Reproduce the records word for word, from their first line through the line containing "window-menu-icon[interactable]: ▾ bbox=[26, 3, 36, 25]", with both of those lines included.

------

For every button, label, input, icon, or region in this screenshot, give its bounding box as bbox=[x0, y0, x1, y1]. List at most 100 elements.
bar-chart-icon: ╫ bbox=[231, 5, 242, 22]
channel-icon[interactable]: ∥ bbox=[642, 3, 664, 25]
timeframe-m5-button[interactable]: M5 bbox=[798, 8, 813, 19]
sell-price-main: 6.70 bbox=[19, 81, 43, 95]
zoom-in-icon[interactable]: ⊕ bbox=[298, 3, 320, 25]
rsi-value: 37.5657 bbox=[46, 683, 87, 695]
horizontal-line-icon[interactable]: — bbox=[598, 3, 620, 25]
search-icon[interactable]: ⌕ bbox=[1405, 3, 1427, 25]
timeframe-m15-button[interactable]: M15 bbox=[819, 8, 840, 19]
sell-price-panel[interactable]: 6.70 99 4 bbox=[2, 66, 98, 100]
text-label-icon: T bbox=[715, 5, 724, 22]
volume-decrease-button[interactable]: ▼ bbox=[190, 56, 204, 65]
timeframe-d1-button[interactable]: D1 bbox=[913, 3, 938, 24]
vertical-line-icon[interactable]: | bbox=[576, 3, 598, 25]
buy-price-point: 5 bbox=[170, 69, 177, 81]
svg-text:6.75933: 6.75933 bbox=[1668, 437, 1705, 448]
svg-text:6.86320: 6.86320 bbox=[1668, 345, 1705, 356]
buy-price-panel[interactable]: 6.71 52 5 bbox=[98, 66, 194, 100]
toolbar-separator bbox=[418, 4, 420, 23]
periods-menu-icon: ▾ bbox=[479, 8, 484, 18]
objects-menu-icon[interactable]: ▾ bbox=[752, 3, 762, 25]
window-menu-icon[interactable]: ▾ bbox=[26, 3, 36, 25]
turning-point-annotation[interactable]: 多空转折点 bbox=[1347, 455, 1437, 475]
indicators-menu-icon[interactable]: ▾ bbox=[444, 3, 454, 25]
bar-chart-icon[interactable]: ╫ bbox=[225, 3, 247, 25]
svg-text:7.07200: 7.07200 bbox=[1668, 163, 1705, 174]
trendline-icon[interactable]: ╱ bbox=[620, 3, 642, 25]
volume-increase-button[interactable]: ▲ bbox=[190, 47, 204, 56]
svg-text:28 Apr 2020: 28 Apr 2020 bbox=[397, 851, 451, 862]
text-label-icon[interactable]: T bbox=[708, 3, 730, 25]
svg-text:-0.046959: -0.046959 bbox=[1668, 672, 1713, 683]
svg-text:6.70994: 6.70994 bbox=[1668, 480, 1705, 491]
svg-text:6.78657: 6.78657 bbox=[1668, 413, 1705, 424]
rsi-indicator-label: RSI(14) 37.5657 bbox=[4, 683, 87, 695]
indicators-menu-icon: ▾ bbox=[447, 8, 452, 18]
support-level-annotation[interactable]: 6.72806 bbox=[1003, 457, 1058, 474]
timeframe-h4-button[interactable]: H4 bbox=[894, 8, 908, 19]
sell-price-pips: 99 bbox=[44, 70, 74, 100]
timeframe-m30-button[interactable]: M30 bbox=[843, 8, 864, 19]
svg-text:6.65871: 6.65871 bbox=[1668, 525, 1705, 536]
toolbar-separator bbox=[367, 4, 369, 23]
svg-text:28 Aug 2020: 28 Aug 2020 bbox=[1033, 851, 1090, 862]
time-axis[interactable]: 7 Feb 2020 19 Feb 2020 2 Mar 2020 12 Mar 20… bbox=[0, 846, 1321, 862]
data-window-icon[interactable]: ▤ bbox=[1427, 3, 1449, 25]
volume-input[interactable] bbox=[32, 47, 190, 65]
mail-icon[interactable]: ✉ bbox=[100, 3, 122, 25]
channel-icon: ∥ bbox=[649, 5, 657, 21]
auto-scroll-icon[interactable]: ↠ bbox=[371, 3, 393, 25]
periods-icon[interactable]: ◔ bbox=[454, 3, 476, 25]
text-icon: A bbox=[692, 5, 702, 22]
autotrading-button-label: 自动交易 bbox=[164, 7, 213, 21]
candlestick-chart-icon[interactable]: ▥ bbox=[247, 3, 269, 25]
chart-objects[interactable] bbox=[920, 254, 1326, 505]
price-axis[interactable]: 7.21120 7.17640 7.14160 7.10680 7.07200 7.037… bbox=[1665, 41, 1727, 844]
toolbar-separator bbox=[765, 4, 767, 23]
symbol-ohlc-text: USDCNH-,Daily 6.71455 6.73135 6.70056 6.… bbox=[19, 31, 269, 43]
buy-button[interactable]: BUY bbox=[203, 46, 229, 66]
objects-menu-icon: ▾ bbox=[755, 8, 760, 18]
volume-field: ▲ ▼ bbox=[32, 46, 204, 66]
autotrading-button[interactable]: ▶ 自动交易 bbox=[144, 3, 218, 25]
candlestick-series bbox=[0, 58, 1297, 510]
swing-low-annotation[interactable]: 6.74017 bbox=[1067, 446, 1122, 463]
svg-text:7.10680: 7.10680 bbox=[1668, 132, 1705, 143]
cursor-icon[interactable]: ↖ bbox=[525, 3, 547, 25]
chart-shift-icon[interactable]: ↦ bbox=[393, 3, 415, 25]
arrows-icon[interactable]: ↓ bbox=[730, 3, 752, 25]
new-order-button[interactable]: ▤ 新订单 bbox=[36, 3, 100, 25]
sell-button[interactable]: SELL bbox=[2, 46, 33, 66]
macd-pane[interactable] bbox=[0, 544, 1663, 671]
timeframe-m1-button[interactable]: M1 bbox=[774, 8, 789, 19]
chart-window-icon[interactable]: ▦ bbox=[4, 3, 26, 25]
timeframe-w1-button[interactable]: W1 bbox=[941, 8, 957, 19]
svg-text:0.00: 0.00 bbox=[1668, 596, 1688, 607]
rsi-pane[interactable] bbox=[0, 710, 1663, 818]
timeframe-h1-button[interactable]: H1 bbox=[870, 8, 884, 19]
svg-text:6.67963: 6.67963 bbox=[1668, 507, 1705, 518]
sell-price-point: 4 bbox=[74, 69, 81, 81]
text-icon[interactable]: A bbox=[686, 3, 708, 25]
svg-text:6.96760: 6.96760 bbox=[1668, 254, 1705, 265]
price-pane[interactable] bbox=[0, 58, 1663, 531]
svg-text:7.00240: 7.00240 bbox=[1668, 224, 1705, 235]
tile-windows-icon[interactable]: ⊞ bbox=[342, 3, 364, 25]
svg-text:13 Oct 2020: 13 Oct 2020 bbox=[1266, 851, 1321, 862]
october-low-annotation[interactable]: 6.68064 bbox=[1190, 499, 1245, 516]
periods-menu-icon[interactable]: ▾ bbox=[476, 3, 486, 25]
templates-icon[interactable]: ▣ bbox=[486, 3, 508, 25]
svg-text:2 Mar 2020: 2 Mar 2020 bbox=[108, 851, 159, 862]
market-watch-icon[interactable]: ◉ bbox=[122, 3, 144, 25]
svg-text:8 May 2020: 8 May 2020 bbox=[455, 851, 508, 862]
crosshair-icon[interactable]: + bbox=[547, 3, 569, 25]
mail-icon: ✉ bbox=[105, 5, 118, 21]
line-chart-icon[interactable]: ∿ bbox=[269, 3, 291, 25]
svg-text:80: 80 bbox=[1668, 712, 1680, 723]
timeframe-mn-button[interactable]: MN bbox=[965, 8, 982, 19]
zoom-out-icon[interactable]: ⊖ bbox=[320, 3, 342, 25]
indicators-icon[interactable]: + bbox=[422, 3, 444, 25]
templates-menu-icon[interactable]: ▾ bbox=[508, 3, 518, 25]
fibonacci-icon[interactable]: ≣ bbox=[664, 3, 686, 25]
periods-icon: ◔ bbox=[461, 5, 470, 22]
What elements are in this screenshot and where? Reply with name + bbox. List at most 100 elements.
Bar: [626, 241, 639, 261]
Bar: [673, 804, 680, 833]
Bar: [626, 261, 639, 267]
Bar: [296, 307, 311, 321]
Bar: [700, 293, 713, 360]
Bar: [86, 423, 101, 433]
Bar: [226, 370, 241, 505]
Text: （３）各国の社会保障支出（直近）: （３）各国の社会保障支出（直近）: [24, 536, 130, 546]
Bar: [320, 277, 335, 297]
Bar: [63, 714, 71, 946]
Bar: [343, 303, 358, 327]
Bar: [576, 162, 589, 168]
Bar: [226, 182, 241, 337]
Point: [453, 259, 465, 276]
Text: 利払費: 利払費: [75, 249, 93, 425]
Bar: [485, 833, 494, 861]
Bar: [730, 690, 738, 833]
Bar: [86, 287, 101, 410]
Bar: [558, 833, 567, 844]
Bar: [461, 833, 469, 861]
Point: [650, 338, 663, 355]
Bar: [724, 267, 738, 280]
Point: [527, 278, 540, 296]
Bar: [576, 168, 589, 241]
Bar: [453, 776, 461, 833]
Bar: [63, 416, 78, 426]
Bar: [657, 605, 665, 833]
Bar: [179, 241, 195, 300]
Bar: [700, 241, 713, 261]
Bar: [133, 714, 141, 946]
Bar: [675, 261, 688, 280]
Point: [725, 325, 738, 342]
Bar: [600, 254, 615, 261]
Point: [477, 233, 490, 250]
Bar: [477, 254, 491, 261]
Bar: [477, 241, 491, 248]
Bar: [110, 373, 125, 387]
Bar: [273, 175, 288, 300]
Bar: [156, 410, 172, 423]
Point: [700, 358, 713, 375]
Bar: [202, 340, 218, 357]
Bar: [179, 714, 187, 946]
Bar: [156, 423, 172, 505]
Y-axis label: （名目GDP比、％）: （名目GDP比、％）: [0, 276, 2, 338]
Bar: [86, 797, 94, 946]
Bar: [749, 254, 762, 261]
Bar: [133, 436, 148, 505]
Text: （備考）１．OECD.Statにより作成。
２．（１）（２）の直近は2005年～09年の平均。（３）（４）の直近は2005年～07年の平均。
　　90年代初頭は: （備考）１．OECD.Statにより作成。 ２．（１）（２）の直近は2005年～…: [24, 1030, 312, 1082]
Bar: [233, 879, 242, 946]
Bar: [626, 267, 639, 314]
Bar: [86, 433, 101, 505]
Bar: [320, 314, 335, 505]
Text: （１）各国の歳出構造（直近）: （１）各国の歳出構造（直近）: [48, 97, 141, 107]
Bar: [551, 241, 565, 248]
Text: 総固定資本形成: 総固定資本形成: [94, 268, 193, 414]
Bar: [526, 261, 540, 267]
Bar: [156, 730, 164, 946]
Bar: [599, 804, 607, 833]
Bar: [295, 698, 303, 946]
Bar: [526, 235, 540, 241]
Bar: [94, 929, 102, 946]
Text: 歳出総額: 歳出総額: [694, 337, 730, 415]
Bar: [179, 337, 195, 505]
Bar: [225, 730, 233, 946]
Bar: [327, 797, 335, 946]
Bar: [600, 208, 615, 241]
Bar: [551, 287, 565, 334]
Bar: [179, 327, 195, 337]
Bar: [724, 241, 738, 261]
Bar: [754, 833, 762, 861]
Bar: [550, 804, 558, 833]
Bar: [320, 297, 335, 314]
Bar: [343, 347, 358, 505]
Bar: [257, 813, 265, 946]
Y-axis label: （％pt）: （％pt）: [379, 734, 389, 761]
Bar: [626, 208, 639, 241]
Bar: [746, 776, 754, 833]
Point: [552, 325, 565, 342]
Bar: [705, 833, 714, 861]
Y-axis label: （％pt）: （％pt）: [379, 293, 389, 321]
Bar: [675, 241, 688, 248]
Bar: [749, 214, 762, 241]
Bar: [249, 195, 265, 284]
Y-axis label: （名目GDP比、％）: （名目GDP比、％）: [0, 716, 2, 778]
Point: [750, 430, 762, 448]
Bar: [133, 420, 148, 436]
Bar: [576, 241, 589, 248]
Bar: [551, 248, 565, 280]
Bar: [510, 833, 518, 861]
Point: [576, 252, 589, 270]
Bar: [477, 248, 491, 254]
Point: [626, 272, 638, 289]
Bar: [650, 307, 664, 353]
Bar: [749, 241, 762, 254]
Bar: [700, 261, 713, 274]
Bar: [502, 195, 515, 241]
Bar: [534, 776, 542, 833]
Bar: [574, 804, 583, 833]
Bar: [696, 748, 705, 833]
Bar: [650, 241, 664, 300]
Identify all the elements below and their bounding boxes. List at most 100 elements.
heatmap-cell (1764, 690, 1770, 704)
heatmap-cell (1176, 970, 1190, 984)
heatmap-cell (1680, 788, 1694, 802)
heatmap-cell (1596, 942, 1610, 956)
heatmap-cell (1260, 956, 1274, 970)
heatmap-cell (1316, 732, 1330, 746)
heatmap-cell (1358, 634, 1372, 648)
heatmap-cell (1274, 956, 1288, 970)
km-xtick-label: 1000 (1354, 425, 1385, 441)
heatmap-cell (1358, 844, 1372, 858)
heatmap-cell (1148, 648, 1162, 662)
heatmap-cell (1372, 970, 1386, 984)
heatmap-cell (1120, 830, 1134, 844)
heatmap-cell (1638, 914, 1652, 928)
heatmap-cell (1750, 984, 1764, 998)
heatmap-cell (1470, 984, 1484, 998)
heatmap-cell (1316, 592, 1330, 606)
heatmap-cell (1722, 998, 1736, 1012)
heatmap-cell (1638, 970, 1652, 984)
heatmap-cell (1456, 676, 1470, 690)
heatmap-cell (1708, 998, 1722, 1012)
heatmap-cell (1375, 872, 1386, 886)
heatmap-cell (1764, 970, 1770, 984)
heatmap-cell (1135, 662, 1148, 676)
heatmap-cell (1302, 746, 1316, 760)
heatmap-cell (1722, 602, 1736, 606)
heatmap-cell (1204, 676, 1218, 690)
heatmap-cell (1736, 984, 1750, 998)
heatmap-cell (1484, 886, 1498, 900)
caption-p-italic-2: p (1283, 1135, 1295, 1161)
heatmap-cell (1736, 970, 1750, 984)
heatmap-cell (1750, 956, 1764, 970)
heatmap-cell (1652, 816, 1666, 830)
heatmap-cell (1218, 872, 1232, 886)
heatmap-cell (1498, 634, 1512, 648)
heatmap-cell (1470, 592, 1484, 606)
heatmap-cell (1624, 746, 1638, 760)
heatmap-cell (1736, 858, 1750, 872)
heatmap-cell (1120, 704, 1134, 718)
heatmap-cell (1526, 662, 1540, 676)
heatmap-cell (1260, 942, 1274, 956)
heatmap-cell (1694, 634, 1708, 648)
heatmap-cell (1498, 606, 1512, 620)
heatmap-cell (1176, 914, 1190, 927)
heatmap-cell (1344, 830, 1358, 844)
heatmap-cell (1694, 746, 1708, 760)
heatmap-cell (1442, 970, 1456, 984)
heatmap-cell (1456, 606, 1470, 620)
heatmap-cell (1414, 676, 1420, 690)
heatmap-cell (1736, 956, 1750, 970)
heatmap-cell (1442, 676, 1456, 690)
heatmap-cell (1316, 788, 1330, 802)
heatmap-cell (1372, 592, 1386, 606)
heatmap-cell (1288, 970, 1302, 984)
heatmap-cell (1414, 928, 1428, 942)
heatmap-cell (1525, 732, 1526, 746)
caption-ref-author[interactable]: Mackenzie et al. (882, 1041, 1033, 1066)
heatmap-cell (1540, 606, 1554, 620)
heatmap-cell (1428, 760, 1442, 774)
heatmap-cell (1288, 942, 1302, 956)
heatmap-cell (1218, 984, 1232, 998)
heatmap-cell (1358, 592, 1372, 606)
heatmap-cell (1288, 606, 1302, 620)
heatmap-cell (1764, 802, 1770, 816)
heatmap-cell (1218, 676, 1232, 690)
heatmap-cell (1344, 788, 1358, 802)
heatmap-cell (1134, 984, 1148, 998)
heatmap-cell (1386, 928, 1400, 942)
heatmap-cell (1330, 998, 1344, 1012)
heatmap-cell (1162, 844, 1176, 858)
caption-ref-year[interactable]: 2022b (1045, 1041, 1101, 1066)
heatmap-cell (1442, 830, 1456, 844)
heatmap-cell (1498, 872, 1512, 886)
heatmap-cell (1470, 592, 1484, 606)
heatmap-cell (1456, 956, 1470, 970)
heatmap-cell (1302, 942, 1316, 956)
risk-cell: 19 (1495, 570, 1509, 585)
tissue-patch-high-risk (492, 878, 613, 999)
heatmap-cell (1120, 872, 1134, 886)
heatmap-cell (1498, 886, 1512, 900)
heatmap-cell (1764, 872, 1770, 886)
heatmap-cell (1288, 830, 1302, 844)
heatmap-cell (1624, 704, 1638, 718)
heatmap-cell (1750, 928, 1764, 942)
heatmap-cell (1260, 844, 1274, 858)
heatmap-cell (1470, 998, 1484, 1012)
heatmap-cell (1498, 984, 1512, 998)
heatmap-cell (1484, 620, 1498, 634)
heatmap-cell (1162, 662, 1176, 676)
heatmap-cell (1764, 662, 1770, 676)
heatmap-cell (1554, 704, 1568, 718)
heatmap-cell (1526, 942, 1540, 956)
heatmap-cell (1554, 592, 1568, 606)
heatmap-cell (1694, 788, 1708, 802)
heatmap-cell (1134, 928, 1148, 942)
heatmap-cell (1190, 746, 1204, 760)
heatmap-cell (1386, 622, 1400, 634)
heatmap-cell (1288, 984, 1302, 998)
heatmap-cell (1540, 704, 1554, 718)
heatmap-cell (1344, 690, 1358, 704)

------

◆ Response below:
For every button, label, input, icon, or region in this screenshot, give its bounding box as bbox=[x0, y0, x1, y1]. List at most 100 elements.
bar-chart-icon: ╫ bbox=[231, 5, 242, 22]
channel-icon[interactable]: ∥ bbox=[642, 3, 664, 25]
timeframe-m5-button[interactable]: M5 bbox=[798, 8, 813, 19]
sell-price-main: 6.70 bbox=[19, 81, 43, 95]
zoom-in-icon[interactable]: ⊕ bbox=[298, 3, 320, 25]
rsi-value: 37.5657 bbox=[46, 683, 87, 695]
horizontal-line-icon[interactable]: — bbox=[598, 3, 620, 25]
search-icon[interactable]: ⌕ bbox=[1405, 3, 1427, 25]
timeframe-m15-button[interactable]: M15 bbox=[819, 8, 840, 19]
sell-price-panel[interactable]: 6.70 99 4 bbox=[2, 66, 98, 100]
text-label-icon: T bbox=[715, 5, 724, 22]
volume-decrease-button[interactable]: ▼ bbox=[190, 56, 204, 65]
timeframe-d1-button[interactable]: D1 bbox=[913, 3, 938, 24]
vertical-line-icon[interactable]: | bbox=[576, 3, 598, 25]
buy-price-point: 5 bbox=[170, 69, 177, 81]
svg-text:6.75933: 6.75933 bbox=[1668, 437, 1705, 448]
svg-text:6.86320: 6.86320 bbox=[1668, 345, 1705, 356]
buy-price-panel[interactable]: 6.71 52 5 bbox=[98, 66, 194, 100]
toolbar-separator bbox=[418, 4, 420, 23]
periods-menu-icon: ▾ bbox=[479, 8, 484, 18]
objects-menu-icon[interactable]: ▾ bbox=[752, 3, 762, 25]
window-menu-icon[interactable]: ▾ bbox=[26, 3, 36, 25]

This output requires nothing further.